--- Start Records for this exercise ---
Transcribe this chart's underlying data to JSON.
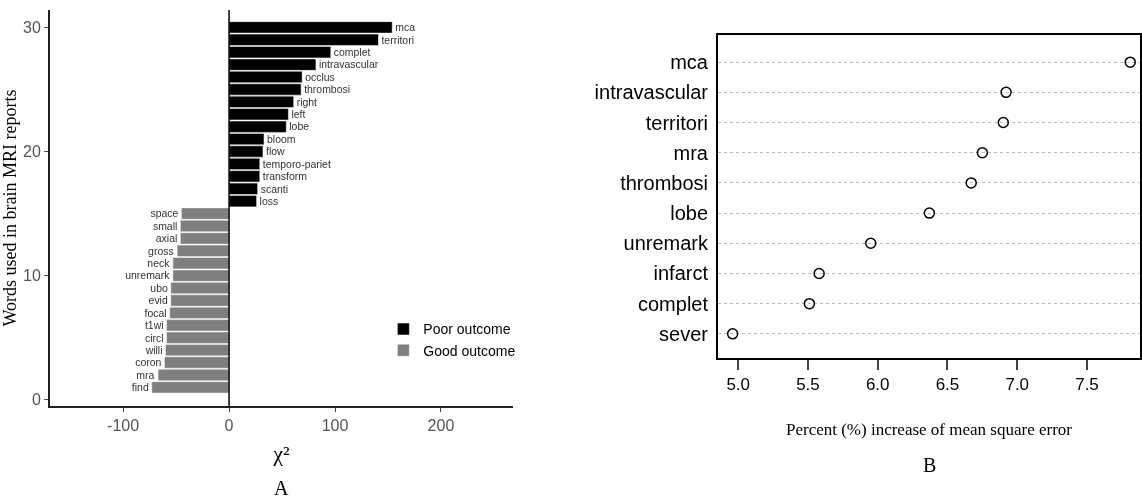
{
  "chart_data": [
    {
      "type": "bar",
      "orientation": "horizontal",
      "xlabel": "χ²",
      "ylabel": "Words used in brain MRI reports",
      "annotations": [
        "A"
      ],
      "x": [
        1,
        2,
        3,
        4,
        5,
        6,
        7,
        8,
        9,
        10,
        11,
        12,
        13,
        14,
        15,
        16,
        17,
        18,
        19,
        20,
        21,
        22,
        23,
        24,
        25,
        26,
        27,
        28,
        29,
        30
      ],
      "series": [
        {
          "name": "Poor outcome",
          "color": "#000000",
          "values": [
            null,
            null,
            null,
            null,
            null,
            null,
            null,
            null,
            null,
            null,
            null,
            null,
            null,
            null,
            null,
            26,
            27,
            29,
            29,
            32,
            33,
            54,
            56,
            61,
            68,
            69,
            82,
            96,
            141,
            154
          ],
          "value_labels": [
            null,
            null,
            null,
            null,
            null,
            null,
            null,
            null,
            null,
            null,
            null,
            null,
            null,
            null,
            null,
            "loss",
            "scanti",
            "transform",
            "temporo-pariet",
            "flow",
            "bloom",
            "lobe",
            "left",
            "right",
            "thrombosi",
            "occlus",
            "intravascular",
            "complet",
            "territori",
            "mca"
          ]
        },
        {
          "name": "Good outcome",
          "color": "#7f7f7f",
          "values": [
            -73,
            -67,
            -61,
            -60,
            -59,
            -59,
            -56,
            -55,
            -55,
            -53,
            -53,
            -49,
            -46,
            -46,
            -45,
            null,
            null,
            null,
            null,
            null,
            null,
            null,
            null,
            null,
            null,
            null,
            null,
            null,
            null,
            null
          ],
          "value_labels": [
            "find",
            "mra",
            "coron",
            "willi",
            "circl",
            "t1wi",
            "focal",
            "evid",
            "ubo",
            "unremark",
            "neck",
            "gross",
            "axial",
            "small",
            "space",
            null,
            null,
            null,
            null,
            null,
            null,
            null,
            null,
            null,
            null,
            null,
            null,
            null,
            null,
            null
          ]
        }
      ],
      "xlim": [
        -169,
        268
      ],
      "xticks": [
        -100,
        0,
        100,
        200
      ],
      "ylim": [
        -0.5,
        31.4
      ],
      "yticks": [
        0,
        10,
        20,
        30
      ],
      "ref_lines": [
        {
          "axis": "x",
          "value": 0,
          "color": "#000000"
        }
      ],
      "legend": "bottom right"
    },
    {
      "type": "scatter",
      "orientation": "horizontal",
      "xlabel": "Percent (%) increase of mean square error",
      "annotations": [
        "B"
      ],
      "categories": [
        "mca",
        "intravascular",
        "territori",
        "mra",
        "thrombosi",
        "lobe",
        "unremark",
        "infarct",
        "complet",
        "sever"
      ],
      "values": [
        7.81,
        6.92,
        6.9,
        6.75,
        6.67,
        6.37,
        5.95,
        5.58,
        5.51,
        4.96
      ],
      "color": "#000000",
      "xlim": [
        4.855,
        7.88
      ],
      "xticks": [
        {
          "value": 5,
          "label": "5.0"
        },
        5.5,
        {
          "value": 6,
          "label": "6.0"
        },
        6.5,
        {
          "value": 7,
          "label": "7.0"
        },
        7.5
      ],
      "grid": "y",
      "marker": "circle"
    }
  ]
}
--- End Records for this exercise ---
Set exercise: Pictures stay out; repeat all the rest of the records exactly.

Exercise result:
Transcribe this chart's underlying data to JSON.
{
  "chart_data": [
    {
      "type": "bar",
      "orientation": "horizontal",
      "xlabel": "χ²",
      "ylabel": "Words used in brain MRI reports",
      "annotations": [
        "A"
      ],
      "x": [
        1,
        2,
        3,
        4,
        5,
        6,
        7,
        8,
        9,
        10,
        11,
        12,
        13,
        14,
        15,
        16,
        17,
        18,
        19,
        20,
        21,
        22,
        23,
        24,
        25,
        26,
        27,
        28,
        29,
        30
      ],
      "series": [
        {
          "name": "Poor outcome",
          "color": "#000000",
          "values": [
            null,
            null,
            null,
            null,
            null,
            null,
            null,
            null,
            null,
            null,
            null,
            null,
            null,
            null,
            null,
            26,
            27,
            29,
            29,
            32,
            33,
            54,
            56,
            61,
            68,
            69,
            82,
            96,
            141,
            154
          ],
          "value_labels": [
            null,
            null,
            null,
            null,
            null,
            null,
            null,
            null,
            null,
            null,
            null,
            null,
            null,
            null,
            null,
            "loss",
            "scanti",
            "transform",
            "temporo-pariet",
            "flow",
            "bloom",
            "lobe",
            "left",
            "right",
            "thrombosi",
            "occlus",
            "intravascular",
            "complet",
            "territori",
            "mca"
          ]
        },
        {
          "name": "Good outcome",
          "color": "#7f7f7f",
          "values": [
            -73,
            -67,
            -61,
            -60,
            -59,
            -59,
            -56,
            -55,
            -55,
            -53,
            -53,
            -49,
            -46,
            -46,
            -45,
            null,
            null,
            null,
            null,
            null,
            null,
            null,
            null,
            null,
            null,
            null,
            null,
            null,
            null,
            null
          ],
          "value_labels": [
            "find",
            "mra",
            "coron",
            "willi",
            "circl",
            "t1wi",
            "focal",
            "evid",
            "ubo",
            "unremark",
            "neck",
            "gross",
            "axial",
            "small",
            "space",
            null,
            null,
            null,
            null,
            null,
            null,
            null,
            null,
            null,
            null,
            null,
            null,
            null,
            null,
            null
          ]
        }
      ],
      "xlim": [
        -169,
        268
      ],
      "xticks": [
        -100,
        0,
        100,
        200
      ],
      "ylim": [
        -0.5,
        31.4
      ],
      "yticks": [
        0,
        10,
        20,
        30
      ],
      "ref_lines": [
        {
          "axis": "x",
          "value": 0,
          "color": "#000000"
        }
      ],
      "legend": "bottom right"
    },
    {
      "type": "scatter",
      "orientation": "horizontal",
      "xlabel": "Percent (%) increase of mean square error",
      "annotations": [
        "B"
      ],
      "categories": [
        "mca",
        "intravascular",
        "territori",
        "mra",
        "thrombosi",
        "lobe",
        "unremark",
        "infarct",
        "complet",
        "sever"
      ],
      "values": [
        7.81,
        6.92,
        6.9,
        6.75,
        6.67,
        6.37,
        5.95,
        5.58,
        5.51,
        4.96
      ],
      "color": "#000000",
      "xlim": [
        4.855,
        7.88
      ],
      "xticks": [
        {
          "value": 5,
          "label": "5.0"
        },
        5.5,
        {
          "value": 6,
          "label": "6.0"
        },
        6.5,
        {
          "value": 7,
          "label": "7.0"
        },
        7.5
      ],
      "grid": "y",
      "marker": "circle"
    }
  ]
}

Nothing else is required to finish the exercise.